— Begin —

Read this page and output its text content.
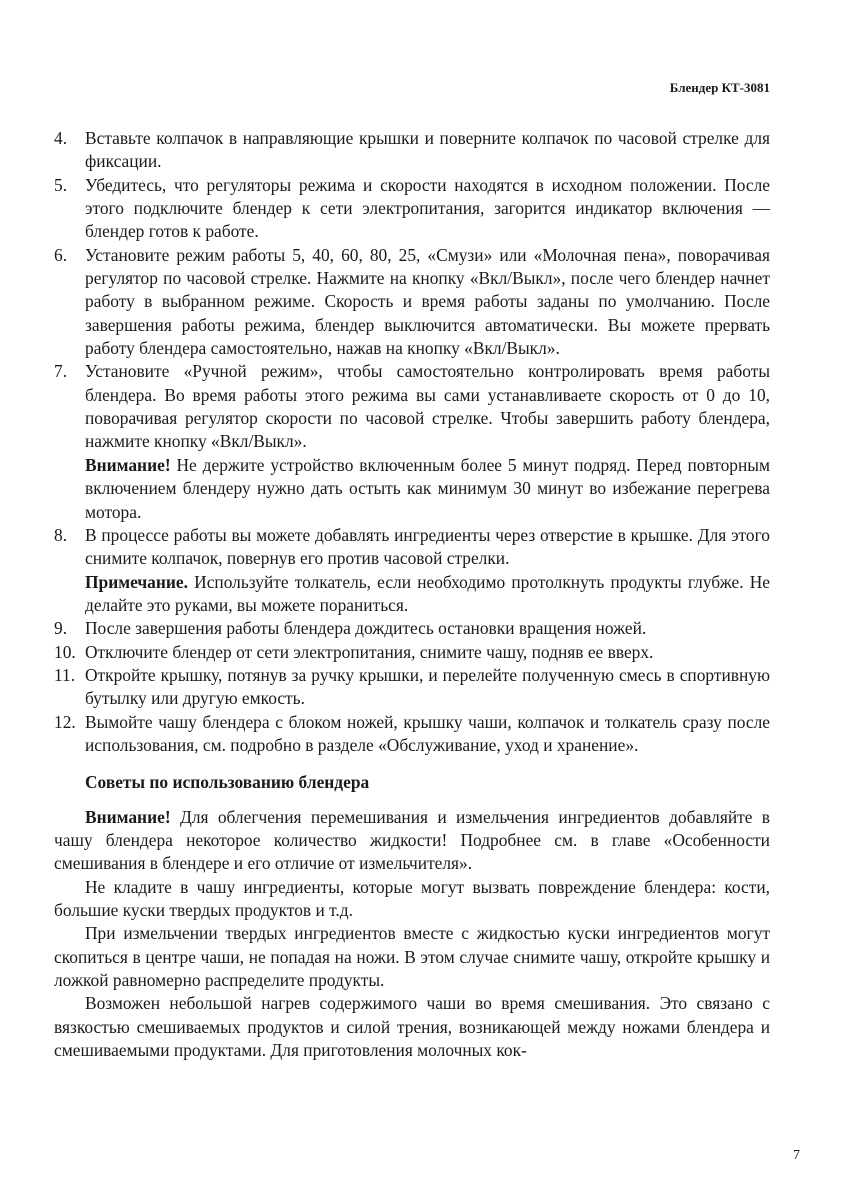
Блендер КТ-3081
4. Вставьте колпачок в направляющие крышки и поверните колпачок по часовой стрелке для фиксации.
5. Убедитесь, что регуляторы режима и скорости находятся в исходном положении. После этого подключите блендер к сети электропитания, загорится индикатор включения — блендер готов к работе.
6. Установите режим работы 5, 40, 60, 80, 25, «Смузи» или «Молочная пена», поворачивая регулятор по часовой стрелке. Нажмите на кнопку «Вкл/Выкл», после чего блендер начнет работу в выбранном режиме. Скорость и время работы заданы по умолчанию. После завершения работы режима, блендер выключится автоматически. Вы можете прервать работу блендера самостоятельно, нажав на кнопку «Вкл/Выкл».
7. Установите «Ручной режим», чтобы самостоятельно контролировать время работы блендера. Во время работы этого режима вы сами устанавливаете скорость от 0 до 10, поворачивая регулятор скорости по часовой стрелке. Чтобы завершить работу блендера, нажмите кнопку «Вкл/Выкл».
Внимание! Не держите устройство включенным более 5 минут подряд. Перед повторным включением блендеру нужно дать остыть как минимум 30 минут во избежание перегрева мотора.
8. В процессе работы вы можете добавлять ингредиенты через отверстие в крышке. Для этого снимите колпачок, повернув его против часовой стрелки.
Примечание. Используйте толкатель, если необходимо протолкнуть продукты глубже. Не делайте это руками, вы можете пораниться.
9. После завершения работы блендера дождитесь остановки вращения ножей.
10. Отключите блендер от сети электропитания, снимите чашу, подняв ее вверх.
11. Откройте крышку, потянув за ручку крышки, и перелейте полученную смесь в спортивную бутылку или другую емкость.
12. Вымойте чашу блендера с блоком ножей, крышку чаши, колпачок и толкатель сразу после использования, см. подробно в разделе «Обслуживание, уход и хранение».
Советы по использованию блендера

Внимание! Для облегчения перемешивания и измельчения ингредиентов добавляйте в чашу блендера некоторое количество жидкости! Подробнее см. в главе «Особенности смешивания в блендере и его отличие от измельчителя».

Не кладите в чашу ингредиенты, которые могут вызвать повреждение блендера: кости, большие куски твердых продуктов и т.д.

При измельчении твердых ингредиентов вместе с жидкостью куски ингредиентов могут скопиться в центре чаши, не попадая на ножи. В этом случае снимите чашу, откройте крышку и ложкой равномерно распределите продукты.

Возможен небольшой нагрев содержимого чаши во время смешивания. Это связано с вязкостью смешиваемых продуктов и силой трения, возникающей между ножами блендера и смешиваемыми продуктами. Для приготовления молочных кок-

7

— End —

▸ **Task to complete**
Check each line of the records above for the string "ингредиентов", and report every line that has it.

▸ **Solution below**
Внимание! Для облегчения перемешивания и измельчения ингредиентов добавляйте в чашу блендера некоторое количество жидкости! Подробнее см. в главе «Особенности смешивания в блендере и его отличие от измельчителя».
При измельчении твердых ингредиентов вместе с жидкостью куски ингредиентов могут скопиться в центре чаши, не попадая на ножи. В этом случае снимите чашу, откройте крышку и ложкой равномерно распределите продукты.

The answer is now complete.